__CONSIGNE__. D'après le texte sur Waldo Lydecker, de quoi Scottie Ferguson est-il l'esclave ?

__TEXTE FOURNI__.
L’absence de désir physique du personnage interroge toutefois tant ce qui achève d’interdire toute relation entre celui-ci et Laura et, par-là même, de le rendre définitivement fascinant, est un trait qu’il possède en commun avec Judy Barton. Malgré un effroyable narcissisme, volontiers exprimé dans une scène d’ouverture (où, parlant de lui, pour Laura, il déclare avec assurance : « Laura me considérait comme le plus sage, le plus spirituel et le plus fascinant des hommes qu’elle eût jamais rencontrés. J’étais en complet accord avec elle sur ce point. Elle me tenait aussi pour le plus doux, le plus bienveillant et le plus compatissant du monde. ») qui indique combien il ne doute jamais de la pertinence de ses jugements, il s’estime, lui aussi, dans l’incapacité de séduire. Esthète dévoyé, quand Scottie Ferguson est l’esclave d’une névrose érotique, Waldo Lydecker n’est pas seulement l’adorateur d’une image qu’il ne peut se résoudre à voir s’abîmer au contact de la médiocrité du réel mais est aussi le prisonnier d’un corps déjà vieilli et plus encore malingre. A nouveau, celui-ci est volontairement présenté et mis en scène dès l’exposition7 où le chroniqueur, de sa volonté de puissance à son impuissance, dit et montre, par une forme étrange, impudique et paradoxale d’honnêteté, tout ce qu’il croit être. Et, comme le serait la vulgarité supposée de Judy Barton, loin de la beauté diaphane et proprement irréelle de Madeleine Elster, ce corps représenterait un repoussoir imposant un sacrifice absolu, d’abord librement consenti puis devenu impossible à assumer à mesure que s’éloigne l’objet de la convoitise ce qui conduit à l’inévitable destruction. De la sorte, Waldo Lydecker, dans une impasse tragique, retient, lui, tout entier – ce qui rend sans véritable objet la question de la réciprocité – les termes de l’impossibilité amoureuse. Il est épris d’une femme qui n’existe pas (et dont il refuse qu’elle puisse exister) et s’en juge indigne. Dans ce geste d’abandon avant même de livrer bataille, réside l’expression de son unique tabou. Une forme d’éthique étique – et à double titre.

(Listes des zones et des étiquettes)
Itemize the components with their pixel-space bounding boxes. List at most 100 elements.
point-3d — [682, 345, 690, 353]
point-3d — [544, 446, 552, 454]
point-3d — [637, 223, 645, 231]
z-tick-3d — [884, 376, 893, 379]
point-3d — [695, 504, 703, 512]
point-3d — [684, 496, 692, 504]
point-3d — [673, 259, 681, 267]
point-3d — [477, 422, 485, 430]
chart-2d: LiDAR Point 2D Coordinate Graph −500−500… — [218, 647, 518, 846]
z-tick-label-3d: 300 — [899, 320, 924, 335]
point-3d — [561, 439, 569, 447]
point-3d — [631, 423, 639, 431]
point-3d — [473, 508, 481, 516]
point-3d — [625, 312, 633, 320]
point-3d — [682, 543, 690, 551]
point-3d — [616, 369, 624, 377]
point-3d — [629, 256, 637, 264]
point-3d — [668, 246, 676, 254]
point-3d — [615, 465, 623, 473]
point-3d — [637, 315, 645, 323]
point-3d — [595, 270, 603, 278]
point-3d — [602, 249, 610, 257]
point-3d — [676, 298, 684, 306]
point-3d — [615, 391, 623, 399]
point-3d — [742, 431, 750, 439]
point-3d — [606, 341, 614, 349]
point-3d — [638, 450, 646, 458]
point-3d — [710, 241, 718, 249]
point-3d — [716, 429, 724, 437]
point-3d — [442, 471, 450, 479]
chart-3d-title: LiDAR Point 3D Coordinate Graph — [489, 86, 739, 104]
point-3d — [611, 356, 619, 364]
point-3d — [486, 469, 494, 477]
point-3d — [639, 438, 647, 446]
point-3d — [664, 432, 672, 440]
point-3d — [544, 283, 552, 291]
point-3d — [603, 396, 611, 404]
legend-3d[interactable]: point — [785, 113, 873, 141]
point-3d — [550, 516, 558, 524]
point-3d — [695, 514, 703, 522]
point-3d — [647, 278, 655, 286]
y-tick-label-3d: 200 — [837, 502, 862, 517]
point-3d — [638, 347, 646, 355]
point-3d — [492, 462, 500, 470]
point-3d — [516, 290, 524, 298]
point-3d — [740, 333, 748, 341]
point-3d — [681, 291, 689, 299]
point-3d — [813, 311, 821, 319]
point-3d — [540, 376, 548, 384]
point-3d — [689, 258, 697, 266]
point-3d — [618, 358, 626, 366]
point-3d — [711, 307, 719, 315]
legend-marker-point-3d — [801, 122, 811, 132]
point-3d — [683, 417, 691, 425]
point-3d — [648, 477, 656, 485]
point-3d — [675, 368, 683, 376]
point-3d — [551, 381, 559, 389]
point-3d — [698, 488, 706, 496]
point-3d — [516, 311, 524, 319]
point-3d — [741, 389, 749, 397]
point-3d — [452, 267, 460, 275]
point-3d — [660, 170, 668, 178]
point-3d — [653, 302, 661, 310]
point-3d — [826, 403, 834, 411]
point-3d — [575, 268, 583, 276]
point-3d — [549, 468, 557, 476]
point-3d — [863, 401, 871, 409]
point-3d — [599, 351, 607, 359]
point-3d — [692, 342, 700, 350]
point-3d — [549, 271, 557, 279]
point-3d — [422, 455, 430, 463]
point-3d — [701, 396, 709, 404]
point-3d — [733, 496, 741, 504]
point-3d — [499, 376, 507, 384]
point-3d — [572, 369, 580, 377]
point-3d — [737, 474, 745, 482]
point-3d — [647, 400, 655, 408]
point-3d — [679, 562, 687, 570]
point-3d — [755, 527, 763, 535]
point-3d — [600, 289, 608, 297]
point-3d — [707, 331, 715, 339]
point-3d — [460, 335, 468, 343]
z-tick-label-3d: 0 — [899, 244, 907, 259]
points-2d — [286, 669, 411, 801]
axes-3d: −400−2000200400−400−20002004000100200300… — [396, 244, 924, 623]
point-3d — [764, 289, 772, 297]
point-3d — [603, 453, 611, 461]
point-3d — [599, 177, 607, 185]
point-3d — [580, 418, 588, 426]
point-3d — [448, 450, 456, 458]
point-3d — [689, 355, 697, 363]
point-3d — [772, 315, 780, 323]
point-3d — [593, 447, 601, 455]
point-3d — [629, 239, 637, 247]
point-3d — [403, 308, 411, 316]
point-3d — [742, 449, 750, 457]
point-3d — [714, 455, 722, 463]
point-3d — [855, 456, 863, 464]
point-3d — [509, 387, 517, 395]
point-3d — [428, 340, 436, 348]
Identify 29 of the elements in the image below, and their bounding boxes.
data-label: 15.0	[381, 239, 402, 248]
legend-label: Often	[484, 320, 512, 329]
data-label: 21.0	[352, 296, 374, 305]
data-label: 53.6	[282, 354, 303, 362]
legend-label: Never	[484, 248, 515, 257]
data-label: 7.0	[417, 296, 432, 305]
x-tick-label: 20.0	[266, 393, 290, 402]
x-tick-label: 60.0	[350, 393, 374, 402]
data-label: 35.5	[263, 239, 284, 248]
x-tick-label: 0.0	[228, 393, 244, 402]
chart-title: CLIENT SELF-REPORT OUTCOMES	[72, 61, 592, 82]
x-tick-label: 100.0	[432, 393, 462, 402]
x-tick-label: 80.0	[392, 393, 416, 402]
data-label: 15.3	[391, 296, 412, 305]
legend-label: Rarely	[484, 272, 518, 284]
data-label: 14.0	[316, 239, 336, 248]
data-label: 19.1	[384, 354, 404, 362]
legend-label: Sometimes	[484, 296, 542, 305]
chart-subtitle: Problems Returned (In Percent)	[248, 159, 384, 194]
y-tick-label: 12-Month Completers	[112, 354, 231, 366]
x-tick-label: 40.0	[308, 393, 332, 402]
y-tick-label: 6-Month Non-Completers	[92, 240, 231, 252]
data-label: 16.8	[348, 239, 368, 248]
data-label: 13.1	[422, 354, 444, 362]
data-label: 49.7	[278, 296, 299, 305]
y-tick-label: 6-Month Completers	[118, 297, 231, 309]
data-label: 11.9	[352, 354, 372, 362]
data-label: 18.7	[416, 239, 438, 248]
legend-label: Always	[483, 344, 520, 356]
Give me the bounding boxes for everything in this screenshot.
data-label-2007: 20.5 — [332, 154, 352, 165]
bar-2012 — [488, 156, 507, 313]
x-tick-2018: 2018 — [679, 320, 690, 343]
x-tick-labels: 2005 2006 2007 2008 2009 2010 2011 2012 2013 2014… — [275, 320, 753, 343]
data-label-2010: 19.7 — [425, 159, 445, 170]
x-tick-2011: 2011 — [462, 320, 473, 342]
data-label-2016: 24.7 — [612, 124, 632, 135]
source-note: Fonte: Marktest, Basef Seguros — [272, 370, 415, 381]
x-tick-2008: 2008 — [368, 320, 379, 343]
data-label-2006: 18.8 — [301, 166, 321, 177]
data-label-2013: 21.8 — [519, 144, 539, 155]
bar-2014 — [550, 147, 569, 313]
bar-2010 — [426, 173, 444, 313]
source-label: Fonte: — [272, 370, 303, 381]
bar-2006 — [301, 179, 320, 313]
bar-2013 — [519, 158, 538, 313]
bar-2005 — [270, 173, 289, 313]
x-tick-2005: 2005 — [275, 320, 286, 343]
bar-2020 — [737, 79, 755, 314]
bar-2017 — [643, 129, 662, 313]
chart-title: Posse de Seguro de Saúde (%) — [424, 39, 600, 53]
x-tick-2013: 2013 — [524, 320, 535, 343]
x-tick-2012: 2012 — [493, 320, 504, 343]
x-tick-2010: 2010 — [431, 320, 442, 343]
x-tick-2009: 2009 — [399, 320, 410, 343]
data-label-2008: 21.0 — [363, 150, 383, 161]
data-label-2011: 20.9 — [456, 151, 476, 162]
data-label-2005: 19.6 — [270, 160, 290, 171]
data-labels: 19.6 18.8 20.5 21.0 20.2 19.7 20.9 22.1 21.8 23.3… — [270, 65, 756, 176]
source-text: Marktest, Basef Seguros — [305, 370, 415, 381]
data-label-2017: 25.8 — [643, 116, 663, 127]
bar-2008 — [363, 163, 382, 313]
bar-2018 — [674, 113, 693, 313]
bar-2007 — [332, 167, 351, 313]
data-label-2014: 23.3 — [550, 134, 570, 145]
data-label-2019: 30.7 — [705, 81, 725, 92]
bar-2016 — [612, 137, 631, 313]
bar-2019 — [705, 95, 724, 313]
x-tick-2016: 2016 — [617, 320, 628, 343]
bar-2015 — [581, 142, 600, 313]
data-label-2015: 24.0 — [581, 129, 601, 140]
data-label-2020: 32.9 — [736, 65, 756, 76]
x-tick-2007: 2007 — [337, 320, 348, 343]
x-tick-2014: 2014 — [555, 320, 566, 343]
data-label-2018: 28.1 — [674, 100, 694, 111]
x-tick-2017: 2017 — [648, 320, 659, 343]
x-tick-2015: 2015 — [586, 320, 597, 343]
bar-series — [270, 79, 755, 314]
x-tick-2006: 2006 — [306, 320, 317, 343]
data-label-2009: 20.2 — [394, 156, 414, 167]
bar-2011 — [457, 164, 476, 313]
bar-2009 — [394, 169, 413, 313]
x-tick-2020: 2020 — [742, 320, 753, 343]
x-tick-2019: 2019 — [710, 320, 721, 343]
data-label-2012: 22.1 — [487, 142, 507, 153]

__RÉPONSE ATTENDUE__. D'une névrose érotique.